▶ WORK REQUIRED:
Your task is to transcribe the records exactly, skipping every image.
DATASET start
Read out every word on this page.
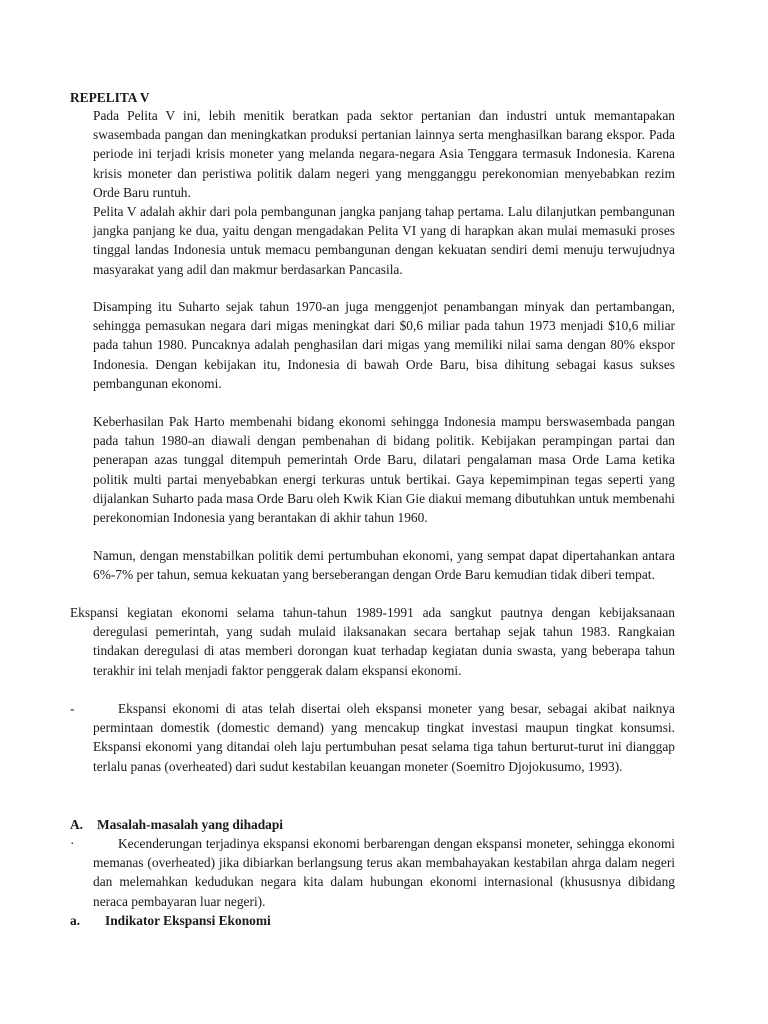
REPELITA V

Pada Pelita V ini, lebih menitik beratkan pada sektor pertanian dan industri untuk memantapakan swasembada pangan dan meningkatkan produksi pertanian lainnya serta menghasilkan barang ekspor. Pada periode ini terjadi krisis moneter yang melanda negara-negara Asia Tenggara termasuk Indonesia. Karena krisis moneter dan peristiwa politik dalam negeri yang mengganggu perekonomian menyebabkan rezim Orde Baru runtuh.

Pelita V adalah akhir dari pola pembangunan jangka panjang tahap pertama. Lalu dilanjutkan pembangunan jangka panjang ke dua, yaitu dengan mengadakan Pelita VI yang di harapkan akan mulai memasuki proses tinggal landas Indonesia untuk memacu pembangunan dengan kekuatan sendiri demi menuju terwujudnya masyarakat yang adil dan makmur berdasarkan Pancasila.

Disamping itu Suharto sejak tahun 1970-an juga menggenjot penambangan minyak dan pertambangan, sehingga pemasukan negara dari migas meningkat dari $0,6 miliar pada tahun 1973 menjadi $10,6 miliar pada tahun 1980. Puncaknya adalah penghasilan dari migas yang memiliki nilai sama dengan 80% ekspor Indonesia. Dengan kebijakan itu, Indonesia di bawah Orde Baru, bisa dihitung sebagai kasus sukses pembangunan ekonomi.

Keberhasilan Pak Harto membenahi bidang ekonomi sehingga Indonesia mampu berswasembada pangan pada tahun 1980-an diawali dengan pembenahan di bidang politik. Kebijakan perampingan partai dan penerapan azas tunggal ditempuh pemerintah Orde Baru, dilatari pengalaman masa Orde Lama ketika politik multi partai menyebabkan energi terkuras untuk bertikai. Gaya kepemimpinan tegas seperti yang dijalankan Suharto pada masa Orde Baru oleh Kwik Kian Gie diakui memang dibutuhkan untuk membenahi perekonomian Indonesia yang berantakan di akhir tahun 1960.

Namun, dengan menstabilkan politik demi pertumbuhan ekonomi, yang sempat dapat dipertahankan antara 6%-7% per tahun, semua kekuatan yang berseberangan dengan Orde Baru kemudian tidak diberi tempat.

Ekspansi kegiatan ekonomi selama tahun-tahun 1989-1991 ada sangkut pautnya dengan kebijaksanaan deregulasi pemerintah, yang sudah mulaid ilaksanakan secara bertahap sejak tahun 1983. Rangkaian tindakan deregulasi di atas memberi dorongan kuat terhadap kegiatan dunia swasta, yang beberapa tahun terakhir ini telah menjadi faktor penggerak dalam ekspansi ekonomi.

-	Ekspansi ekonomi di atas telah disertai oleh ekspansi moneter yang besar, sebagai akibat naiknya permintaan domestik (domestic demand) yang mencakup tingkat investasi maupun tingkat konsumsi. Ekspansi ekonomi yang ditandai oleh laju pertumbuhan pesat selama tiga tahun berturut-turut ini dianggap terlalu panas (overheated) dari sudut kestabilan keuangan moneter (Soemitro Djojokusumo, 1993).

A. Masalah-masalah yang dihadapi
·	Kecenderungan terjadinya ekspansi ekonomi berbarengan dengan ekspansi moneter, sehingga ekonomi memanas (overheated) jika dibiarkan berlangsung terus akan membahayakan kestabilan ahrga dalam negeri dan melemahkan kedudukan negara kita dalam hubungan ekonomi internasional (khususnya dibidang neraca pembayaran luar negeri).

a. Indikator Ekspansi Ekonomi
DATASET end
▶ REPLY:
Read out every word on this page.
REPELITA V

Pada Pelita V ini, lebih menitik beratkan pada sektor pertanian dan industri untuk memantapakan swasembada pangan dan meningkatkan produksi pertanian lainnya serta menghasilkan barang ekspor. Pada periode ini terjadi krisis moneter yang melanda negara-negara Asia Tenggara termasuk Indonesia. Karena krisis moneter dan peristiwa politik dalam negeri yang mengganggu perekonomian menyebabkan rezim Orde Baru runtuh.

Pelita V adalah akhir dari pola pembangunan jangka panjang tahap pertama. Lalu dilanjutkan pembangunan jangka panjang ke dua, yaitu dengan mengadakan Pelita VI yang di harapkan akan mulai memasuki proses tinggal landas Indonesia untuk memacu pembangunan dengan kekuatan sendiri demi menuju terwujudnya masyarakat yang adil dan makmur berdasarkan Pancasila.

Disamping itu Suharto sejak tahun 1970-an juga menggenjot penambangan minyak dan pertambangan, sehingga pemasukan negara dari migas meningkat dari $0,6 miliar pada tahun 1973 menjadi $10,6 miliar pada tahun 1980. Puncaknya adalah penghasilan dari migas yang memiliki nilai sama dengan 80% ekspor Indonesia. Dengan kebijakan itu, Indonesia di bawah Orde Baru, bisa dihitung sebagai kasus sukses pembangunan ekonomi.

Keberhasilan Pak Harto membenahi bidang ekonomi sehingga Indonesia mampu berswasembada pangan pada tahun 1980-an diawali dengan pembenahan di bidang politik. Kebijakan perampingan partai dan penerapan azas tunggal ditempuh pemerintah Orde Baru, dilatari pengalaman masa Orde Lama ketika politik multi partai menyebabkan energi terkuras untuk bertikai. Gaya kepemimpinan tegas seperti yang dijalankan Suharto pada masa Orde Baru oleh Kwik Kian Gie diakui memang dibutuhkan untuk membenahi perekonomian Indonesia yang berantakan di akhir tahun 1960.

Namun, dengan menstabilkan politik demi pertumbuhan ekonomi, yang sempat dapat dipertahankan antara 6%-7% per tahun, semua kekuatan yang berseberangan dengan Orde Baru kemudian tidak diberi tempat.

Ekspansi kegiatan ekonomi selama tahun-tahun 1989-1991 ada sangkut pautnya dengan kebijaksanaan deregulasi pemerintah, yang sudah mulaid ilaksanakan secara bertahap sejak tahun 1983. Rangkaian tindakan deregulasi di atas memberi dorongan kuat terhadap kegiatan dunia swasta, yang beberapa tahun terakhir ini telah menjadi faktor penggerak dalam ekspansi ekonomi.

-	Ekspansi ekonomi di atas telah disertai oleh ekspansi moneter yang besar, sebagai akibat naiknya permintaan domestik (domestic demand) yang mencakup tingkat investasi maupun tingkat konsumsi. Ekspansi ekonomi yang ditandai oleh laju pertumbuhan pesat selama tiga tahun berturut-turut ini dianggap terlalu panas (overheated) dari sudut kestabilan keuangan moneter (Soemitro Djojokusumo, 1993).

A. Masalah-masalah yang dihadapi
·	Kecenderungan terjadinya ekspansi ekonomi berbarengan dengan ekspansi moneter, sehingga ekonomi memanas (overheated) jika dibiarkan berlangsung terus akan membahayakan kestabilan ahrga dalam negeri dan melemahkan kedudukan negara kita dalam hubungan ekonomi internasional (khususnya dibidang neraca pembayaran luar negeri).

a. Indikator Ekspansi Ekonomi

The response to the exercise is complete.